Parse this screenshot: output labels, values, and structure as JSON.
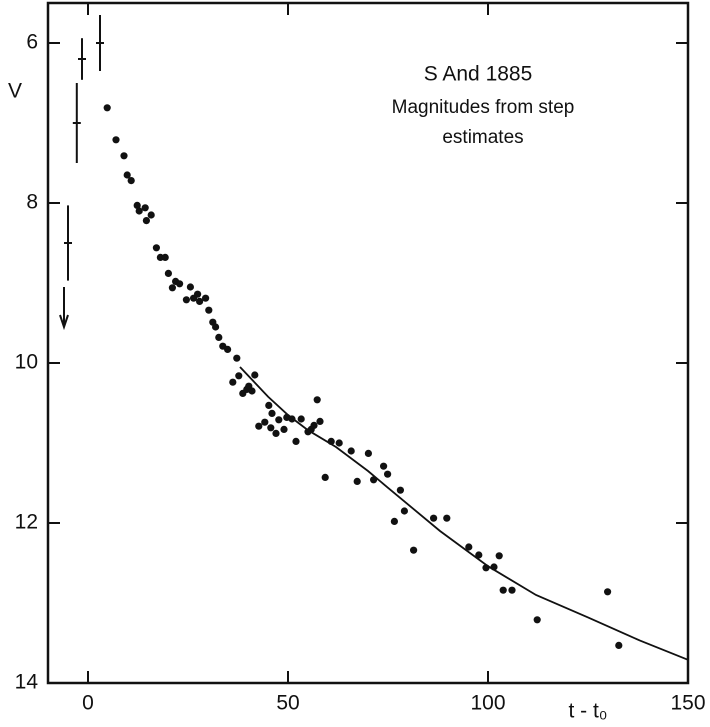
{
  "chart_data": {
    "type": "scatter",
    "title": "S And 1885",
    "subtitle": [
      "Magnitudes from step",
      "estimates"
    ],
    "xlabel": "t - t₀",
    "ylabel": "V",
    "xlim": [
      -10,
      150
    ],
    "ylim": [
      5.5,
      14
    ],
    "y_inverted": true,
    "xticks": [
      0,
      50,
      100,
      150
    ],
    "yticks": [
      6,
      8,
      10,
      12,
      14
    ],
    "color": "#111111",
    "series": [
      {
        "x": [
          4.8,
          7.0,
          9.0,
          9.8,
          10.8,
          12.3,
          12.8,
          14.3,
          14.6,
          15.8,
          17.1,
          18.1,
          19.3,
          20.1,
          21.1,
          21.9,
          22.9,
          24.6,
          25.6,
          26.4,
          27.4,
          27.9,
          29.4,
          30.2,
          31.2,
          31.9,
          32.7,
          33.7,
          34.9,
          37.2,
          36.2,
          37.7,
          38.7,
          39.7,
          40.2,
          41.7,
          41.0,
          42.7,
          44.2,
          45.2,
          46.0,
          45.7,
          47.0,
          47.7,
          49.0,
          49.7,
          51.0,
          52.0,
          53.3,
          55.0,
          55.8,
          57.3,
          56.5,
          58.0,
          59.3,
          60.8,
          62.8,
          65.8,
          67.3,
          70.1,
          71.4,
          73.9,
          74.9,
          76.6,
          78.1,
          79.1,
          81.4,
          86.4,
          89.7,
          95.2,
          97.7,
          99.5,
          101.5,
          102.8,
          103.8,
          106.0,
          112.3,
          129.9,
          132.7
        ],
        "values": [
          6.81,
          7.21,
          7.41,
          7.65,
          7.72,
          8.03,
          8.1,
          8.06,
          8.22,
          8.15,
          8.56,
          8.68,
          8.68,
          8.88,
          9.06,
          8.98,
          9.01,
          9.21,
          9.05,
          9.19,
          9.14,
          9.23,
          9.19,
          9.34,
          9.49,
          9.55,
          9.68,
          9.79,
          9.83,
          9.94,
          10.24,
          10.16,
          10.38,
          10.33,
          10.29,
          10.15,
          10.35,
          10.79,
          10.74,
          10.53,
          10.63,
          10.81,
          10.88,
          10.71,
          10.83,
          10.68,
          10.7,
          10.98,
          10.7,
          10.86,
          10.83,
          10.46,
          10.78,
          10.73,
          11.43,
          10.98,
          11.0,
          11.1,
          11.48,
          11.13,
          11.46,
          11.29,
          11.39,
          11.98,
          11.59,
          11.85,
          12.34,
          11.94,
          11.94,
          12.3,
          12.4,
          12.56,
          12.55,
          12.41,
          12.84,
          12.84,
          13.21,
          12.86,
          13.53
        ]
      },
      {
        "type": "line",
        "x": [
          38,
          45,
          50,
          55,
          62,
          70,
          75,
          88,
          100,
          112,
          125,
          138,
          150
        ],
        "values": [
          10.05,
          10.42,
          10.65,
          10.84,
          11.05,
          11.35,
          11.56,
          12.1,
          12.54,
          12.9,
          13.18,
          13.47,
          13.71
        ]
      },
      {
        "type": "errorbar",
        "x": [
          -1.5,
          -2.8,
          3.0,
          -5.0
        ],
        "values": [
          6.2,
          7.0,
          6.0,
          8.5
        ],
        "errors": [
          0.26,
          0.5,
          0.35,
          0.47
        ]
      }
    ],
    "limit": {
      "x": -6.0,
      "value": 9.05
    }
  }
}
* * *
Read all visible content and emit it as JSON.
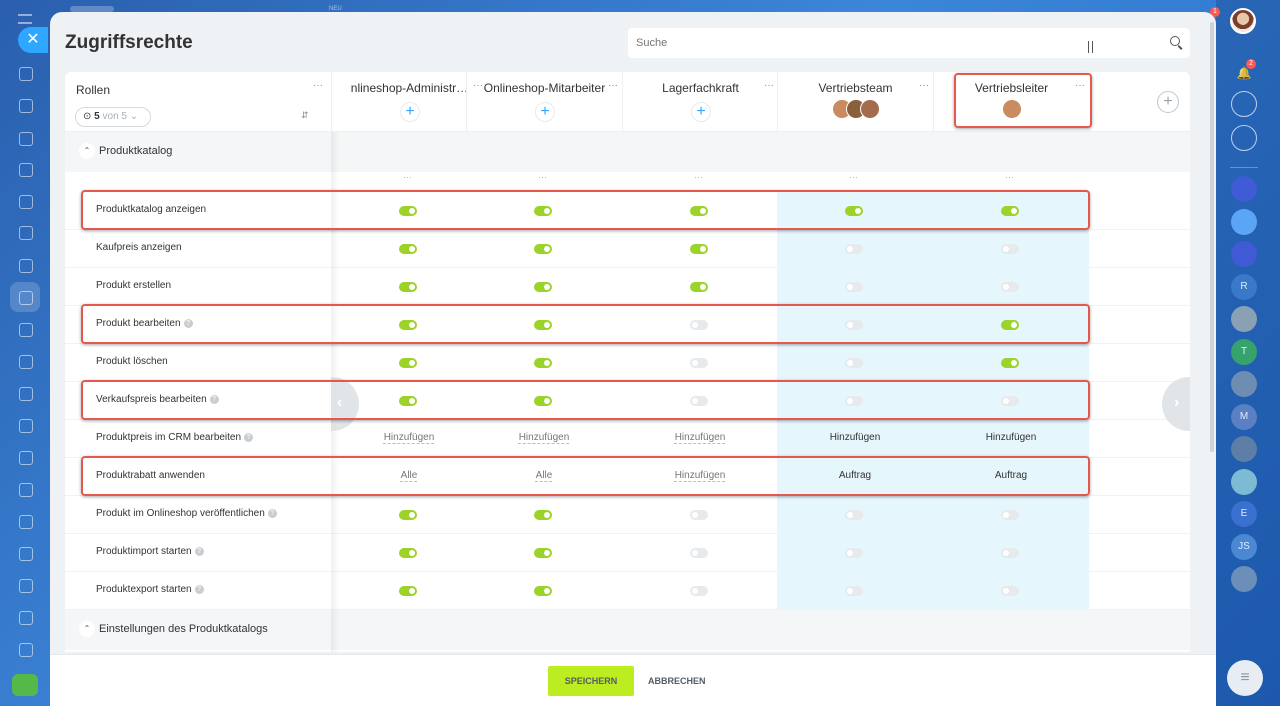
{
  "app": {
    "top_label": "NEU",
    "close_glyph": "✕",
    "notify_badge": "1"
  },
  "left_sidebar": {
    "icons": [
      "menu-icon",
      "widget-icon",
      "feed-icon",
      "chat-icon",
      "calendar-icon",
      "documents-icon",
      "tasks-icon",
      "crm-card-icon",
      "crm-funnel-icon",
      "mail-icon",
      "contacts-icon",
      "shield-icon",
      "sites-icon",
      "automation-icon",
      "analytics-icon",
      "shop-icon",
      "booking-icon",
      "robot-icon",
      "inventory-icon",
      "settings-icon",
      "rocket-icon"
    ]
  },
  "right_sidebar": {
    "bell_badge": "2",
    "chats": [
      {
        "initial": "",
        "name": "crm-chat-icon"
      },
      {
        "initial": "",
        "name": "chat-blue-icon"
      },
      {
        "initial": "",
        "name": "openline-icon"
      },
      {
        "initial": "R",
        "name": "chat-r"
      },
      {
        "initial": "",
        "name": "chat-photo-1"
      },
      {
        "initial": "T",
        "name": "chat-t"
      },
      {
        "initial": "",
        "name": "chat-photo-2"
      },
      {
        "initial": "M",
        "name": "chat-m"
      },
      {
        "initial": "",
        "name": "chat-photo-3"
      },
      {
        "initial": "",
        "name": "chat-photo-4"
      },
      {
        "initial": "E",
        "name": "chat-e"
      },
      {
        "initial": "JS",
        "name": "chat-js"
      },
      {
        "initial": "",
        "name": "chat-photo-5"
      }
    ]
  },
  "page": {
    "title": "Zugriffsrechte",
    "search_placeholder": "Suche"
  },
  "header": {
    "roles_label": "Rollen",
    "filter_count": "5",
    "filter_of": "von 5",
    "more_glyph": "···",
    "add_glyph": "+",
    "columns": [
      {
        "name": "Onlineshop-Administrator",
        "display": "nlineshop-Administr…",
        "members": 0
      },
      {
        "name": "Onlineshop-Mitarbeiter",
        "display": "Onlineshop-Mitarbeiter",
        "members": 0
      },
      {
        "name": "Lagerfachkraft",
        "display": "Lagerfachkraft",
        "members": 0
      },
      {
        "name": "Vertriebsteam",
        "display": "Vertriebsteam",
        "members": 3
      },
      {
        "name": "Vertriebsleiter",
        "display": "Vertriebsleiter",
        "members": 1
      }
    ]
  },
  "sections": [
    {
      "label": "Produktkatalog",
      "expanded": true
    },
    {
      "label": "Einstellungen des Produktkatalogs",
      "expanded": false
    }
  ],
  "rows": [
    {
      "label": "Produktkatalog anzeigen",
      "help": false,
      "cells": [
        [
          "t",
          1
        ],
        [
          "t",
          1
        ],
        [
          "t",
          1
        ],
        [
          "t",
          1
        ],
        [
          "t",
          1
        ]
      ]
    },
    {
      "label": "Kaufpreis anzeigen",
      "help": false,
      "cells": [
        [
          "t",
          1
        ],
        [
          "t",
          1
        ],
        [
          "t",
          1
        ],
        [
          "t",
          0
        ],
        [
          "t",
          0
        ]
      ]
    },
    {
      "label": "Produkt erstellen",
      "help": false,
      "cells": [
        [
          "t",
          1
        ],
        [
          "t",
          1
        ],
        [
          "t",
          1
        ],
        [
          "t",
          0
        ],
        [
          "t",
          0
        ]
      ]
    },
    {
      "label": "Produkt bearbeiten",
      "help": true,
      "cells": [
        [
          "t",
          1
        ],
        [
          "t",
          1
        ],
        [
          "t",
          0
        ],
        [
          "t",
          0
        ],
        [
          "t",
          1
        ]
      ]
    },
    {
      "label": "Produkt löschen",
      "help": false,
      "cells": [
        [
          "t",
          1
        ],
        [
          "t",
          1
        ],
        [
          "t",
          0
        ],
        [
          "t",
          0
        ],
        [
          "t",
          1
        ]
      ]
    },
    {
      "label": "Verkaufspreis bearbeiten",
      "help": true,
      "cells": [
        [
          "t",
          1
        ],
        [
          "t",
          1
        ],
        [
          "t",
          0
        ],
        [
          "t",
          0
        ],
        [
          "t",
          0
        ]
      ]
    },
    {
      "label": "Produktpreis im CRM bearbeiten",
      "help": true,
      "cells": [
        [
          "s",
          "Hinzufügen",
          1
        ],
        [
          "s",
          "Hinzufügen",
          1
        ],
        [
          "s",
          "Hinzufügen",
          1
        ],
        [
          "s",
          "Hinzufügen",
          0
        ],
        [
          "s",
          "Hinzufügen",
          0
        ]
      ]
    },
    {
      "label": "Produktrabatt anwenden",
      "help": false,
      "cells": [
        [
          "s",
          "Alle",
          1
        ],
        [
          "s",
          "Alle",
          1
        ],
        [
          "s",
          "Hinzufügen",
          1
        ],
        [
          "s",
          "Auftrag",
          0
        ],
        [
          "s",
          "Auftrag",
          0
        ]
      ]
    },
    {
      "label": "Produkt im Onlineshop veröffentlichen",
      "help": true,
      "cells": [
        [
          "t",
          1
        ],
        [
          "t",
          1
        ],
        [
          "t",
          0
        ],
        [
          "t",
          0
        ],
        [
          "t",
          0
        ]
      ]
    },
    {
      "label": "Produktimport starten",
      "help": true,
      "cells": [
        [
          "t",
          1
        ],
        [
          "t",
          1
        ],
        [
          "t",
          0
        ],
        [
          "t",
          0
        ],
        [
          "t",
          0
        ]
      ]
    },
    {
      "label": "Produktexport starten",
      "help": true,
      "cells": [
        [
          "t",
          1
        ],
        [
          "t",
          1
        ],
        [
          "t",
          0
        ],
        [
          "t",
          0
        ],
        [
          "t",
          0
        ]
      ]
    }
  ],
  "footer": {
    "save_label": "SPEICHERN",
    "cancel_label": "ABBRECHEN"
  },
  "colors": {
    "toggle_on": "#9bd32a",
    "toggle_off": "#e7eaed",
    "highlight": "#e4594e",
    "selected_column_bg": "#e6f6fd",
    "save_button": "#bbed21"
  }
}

◆ Exercise brief
Show every line from the entries above in which the word "display" appears.

◆ Worked solution
        "display": "nlineshop-Administr…",
        "display": "Onlineshop-Mitarbeiter",
        "display": "Lagerfachkraft",
        "display": "Vertriebsteam",
        "display": "Vertriebsleiter",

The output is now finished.